* [WRITTEN PROBLEM]:
Copy out the data below as written; omit any images.

====== SUPPLIED DATA ======

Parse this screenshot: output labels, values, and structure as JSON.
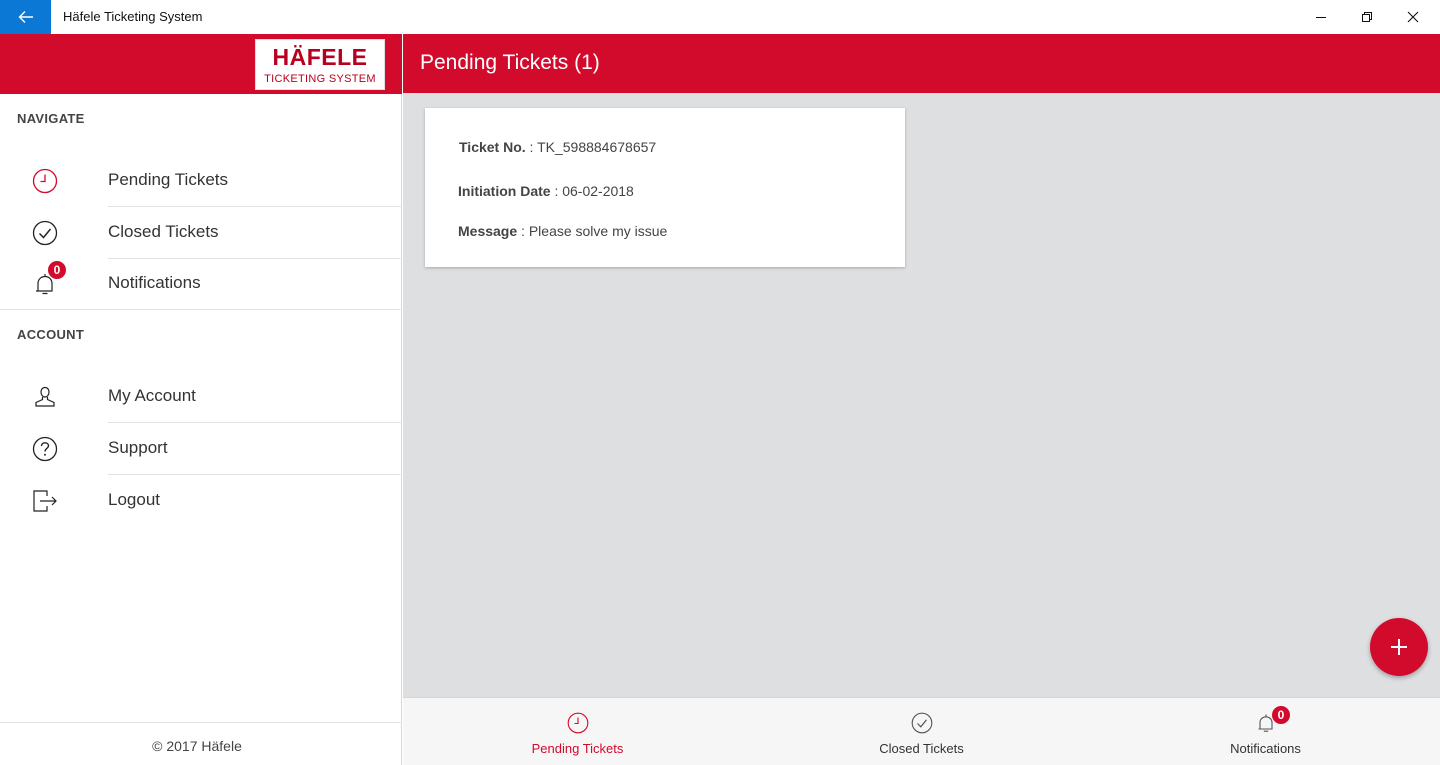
{
  "window": {
    "title": "Häfele Ticketing System"
  },
  "brand": {
    "logo_main": "HÄFELE",
    "logo_sub": "TICKETING SYSTEM",
    "accent_color": "#d20a2c"
  },
  "sidebar": {
    "navigate_heading": "NAVIGATE",
    "navigate_items": [
      {
        "label": "Pending Tickets",
        "icon": "clock-icon",
        "active": true
      },
      {
        "label": "Closed Tickets",
        "icon": "check-circle-icon"
      },
      {
        "label": "Notifications",
        "icon": "bell-icon",
        "badge": "0"
      }
    ],
    "account_heading": "ACCOUNT",
    "account_items": [
      {
        "label": "My Account",
        "icon": "user-icon"
      },
      {
        "label": "Support",
        "icon": "question-circle-icon"
      },
      {
        "label": "Logout",
        "icon": "logout-icon"
      }
    ],
    "copyright": "© 2017 Häfele"
  },
  "main": {
    "title": "Pending Tickets (1)",
    "tickets": [
      {
        "ticket_no_label": "Ticket No.",
        "ticket_no": "TK_598884678657",
        "date_label": "Initiation Date",
        "date": "06-02-2018",
        "message_label": "Message",
        "message": "Please solve my issue"
      }
    ]
  },
  "tabbar": {
    "tabs": [
      {
        "label": "Pending Tickets",
        "icon": "clock-icon",
        "active": true
      },
      {
        "label": "Closed Tickets",
        "icon": "check-circle-icon"
      },
      {
        "label": "Notifications",
        "icon": "bell-icon",
        "badge": "0"
      }
    ]
  }
}
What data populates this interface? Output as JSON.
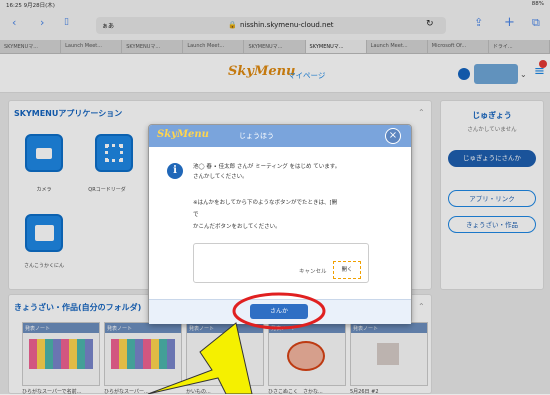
{
  "status": {
    "time": "16:25  9月28日(木)",
    "battery": "88%"
  },
  "browser": {
    "url": "nisshin.skymenu-cloud.net",
    "aa": "ぁあ",
    "tabs": [
      {
        "label": "SKYMENUマ..."
      },
      {
        "label": "Launch Meet..."
      },
      {
        "label": "SKYMENUマ..."
      },
      {
        "label": "Launch Meet..."
      },
      {
        "label": "SKYMENUマ..."
      },
      {
        "label": "SKYMENUマ..."
      },
      {
        "label": "Launch Meet..."
      },
      {
        "label": "Microsoft Of..."
      },
      {
        "label": "ドライ..."
      }
    ]
  },
  "header": {
    "logo": "SkyMenu",
    "mypage": "マイページ"
  },
  "apps": {
    "title": "SKYMENUアプリケーション",
    "items": [
      {
        "label": "カメラ"
      },
      {
        "label": "QRコードリーダ"
      },
      {
        "label": "さんこうかくにん"
      }
    ]
  },
  "side": {
    "class_title": "じゅぎょう",
    "class_status": "さんかしていません",
    "join_class": "じゅぎょうにさんか",
    "app_link": "アプリ・リンク",
    "materials": "きょうざい・作品"
  },
  "works": {
    "title": "きょうざい・作品(自分のフォルダ)",
    "items": [
      {
        "tag": "発表ノート",
        "caption": "ひらがなスーパーで名前..."
      },
      {
        "tag": "発表ノート",
        "caption": "ひらがなスーパー..."
      },
      {
        "tag": "発表ノート",
        "caption": "かいもの..."
      },
      {
        "tag": "発表ノート",
        "caption": "ひさこぬこく　さかな..."
      },
      {
        "tag": "発表ノート",
        "caption": "5月26日 #2"
      }
    ]
  },
  "modal": {
    "logo": "SkyMenu",
    "title": "じょうほう",
    "line1": "池◯ 春 • 佳太郎 さんが ミーティング をはじめ ています。",
    "line2": "さんかしてください。",
    "line3": "※はんかをおしてから下のようなボタンがでたときは、[開",
    "line4": "で",
    "line5": "かこんだボタンをおしてください。",
    "cancel": "キャンセル",
    "open": "開く",
    "join": "さんか"
  },
  "colors": {
    "accent": "#1e88e5",
    "annotation": "#e02020",
    "arrow": "#f5f000"
  }
}
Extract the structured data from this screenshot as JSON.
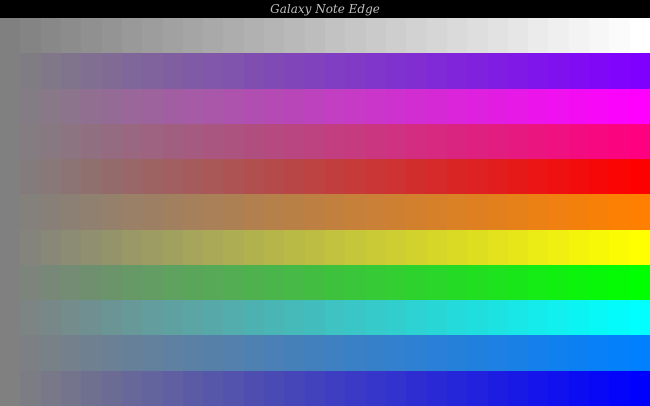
{
  "window": {
    "title": "Galaxy Note Edge"
  },
  "gradient": {
    "start_color": "#808080",
    "steps": 32,
    "bands": [
      {
        "name": "gray-to-white",
        "end_color": "#ffffff"
      },
      {
        "name": "gray-to-violet",
        "end_color": "#8000ff"
      },
      {
        "name": "gray-to-magenta",
        "end_color": "#ff00ff"
      },
      {
        "name": "gray-to-rose",
        "end_color": "#ff0080"
      },
      {
        "name": "gray-to-red",
        "end_color": "#ff0000"
      },
      {
        "name": "gray-to-orange",
        "end_color": "#ff8000"
      },
      {
        "name": "gray-to-yellow",
        "end_color": "#ffff00"
      },
      {
        "name": "gray-to-green",
        "end_color": "#00ff00"
      },
      {
        "name": "gray-to-cyan",
        "end_color": "#00ffff"
      },
      {
        "name": "gray-to-azure",
        "end_color": "#0080ff"
      },
      {
        "name": "gray-to-blue",
        "end_color": "#0000ff"
      }
    ]
  }
}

======

* [RESULT FOR THIS TASK]:
Parse this screenshot: output labels, values, and structure as JSON.
{
  "window": {
    "title": "Häfele Ticketing System"
  },
  "brand": {
    "logo_main": "HÄFELE",
    "logo_sub": "TICKETING SYSTEM",
    "accent_color": "#d20a2c"
  },
  "sidebar": {
    "navigate_heading": "NAVIGATE",
    "navigate_items": [
      {
        "label": "Pending Tickets",
        "icon": "clock-icon",
        "active": true
      },
      {
        "label": "Closed Tickets",
        "icon": "check-circle-icon"
      },
      {
        "label": "Notifications",
        "icon": "bell-icon",
        "badge": "0"
      }
    ],
    "account_heading": "ACCOUNT",
    "account_items": [
      {
        "label": "My Account",
        "icon": "user-icon"
      },
      {
        "label": "Support",
        "icon": "question-circle-icon"
      },
      {
        "label": "Logout",
        "icon": "logout-icon"
      }
    ],
    "copyright": "© 2017 Häfele"
  },
  "main": {
    "title": "Pending Tickets (1)",
    "tickets": [
      {
        "ticket_no_label": "Ticket No.",
        "ticket_no": "TK_598884678657",
        "date_label": "Initiation Date",
        "date": "06-02-2018",
        "message_label": "Message",
        "message": "Please solve my issue"
      }
    ]
  },
  "tabbar": {
    "tabs": [
      {
        "label": "Pending Tickets",
        "icon": "clock-icon",
        "active": true
      },
      {
        "label": "Closed Tickets",
        "icon": "check-circle-icon"
      },
      {
        "label": "Notifications",
        "icon": "bell-icon",
        "badge": "0"
      }
    ]
  }
}
What data populates this interface? Output as JSON.
{
  "status": {
    "time": "16:25  9月28日(木)",
    "battery": "88%"
  },
  "browser": {
    "url": "nisshin.skymenu-cloud.net",
    "aa": "ぁあ",
    "tabs": [
      {
        "label": "SKYMENUマ..."
      },
      {
        "label": "Launch Meet..."
      },
      {
        "label": "SKYMENUマ..."
      },
      {
        "label": "Launch Meet..."
      },
      {
        "label": "SKYMENUマ..."
      },
      {
        "label": "SKYMENUマ..."
      },
      {
        "label": "Launch Meet..."
      },
      {
        "label": "Microsoft Of..."
      },
      {
        "label": "ドライ..."
      }
    ]
  },
  "header": {
    "logo": "SkyMenu",
    "mypage": "マイページ"
  },
  "apps": {
    "title": "SKYMENUアプリケーション",
    "items": [
      {
        "label": "カメラ"
      },
      {
        "label": "QRコードリーダ"
      },
      {
        "label": "さんこうかくにん"
      }
    ]
  },
  "side": {
    "class_title": "じゅぎょう",
    "class_status": "さんかしていません",
    "join_class": "じゅぎょうにさんか",
    "app_link": "アプリ・リンク",
    "materials": "きょうざい・作品"
  },
  "works": {
    "title": "きょうざい・作品(自分のフォルダ)",
    "items": [
      {
        "tag": "発表ノート",
        "caption": "ひらがなスーパーで名前..."
      },
      {
        "tag": "発表ノート",
        "caption": "ひらがなスーパー..."
      },
      {
        "tag": "発表ノート",
        "caption": "かいもの..."
      },
      {
        "tag": "発表ノート",
        "caption": "ひさこぬこく　さかな..."
      },
      {
        "tag": "発表ノート",
        "caption": "5月26日 #2"
      }
    ]
  },
  "modal": {
    "logo": "SkyMenu",
    "title": "じょうほう",
    "line1": "池◯ 春 • 佳太郎 さんが ミーティング をはじめ ています。",
    "line2": "さんかしてください。",
    "line3": "※はんかをおしてから下のようなボタンがでたときは、[開",
    "line4": "で",
    "line5": "かこんだボタンをおしてください。",
    "cancel": "キャンセル",
    "open": "開く",
    "join": "さんか"
  },
  "colors": {
    "accent": "#1e88e5",
    "annotation": "#e02020",
    "arrow": "#f5f000"
  }
}
Extract the structured data from this screenshot as JSON.
{
  "window": {
    "title": "Galaxy Note Edge"
  },
  "gradient": {
    "start_color": "#808080",
    "steps": 32,
    "bands": [
      {
        "name": "gray-to-white",
        "end_color": "#ffffff"
      },
      {
        "name": "gray-to-violet",
        "end_color": "#8000ff"
      },
      {
        "name": "gray-to-magenta",
        "end_color": "#ff00ff"
      },
      {
        "name": "gray-to-rose",
        "end_color": "#ff0080"
      },
      {
        "name": "gray-to-red",
        "end_color": "#ff0000"
      },
      {
        "name": "gray-to-orange",
        "end_color": "#ff8000"
      },
      {
        "name": "gray-to-yellow",
        "end_color": "#ffff00"
      },
      {
        "name": "gray-to-green",
        "end_color": "#00ff00"
      },
      {
        "name": "gray-to-cyan",
        "end_color": "#00ffff"
      },
      {
        "name": "gray-to-azure",
        "end_color": "#0080ff"
      },
      {
        "name": "gray-to-blue",
        "end_color": "#0000ff"
      }
    ]
  }
}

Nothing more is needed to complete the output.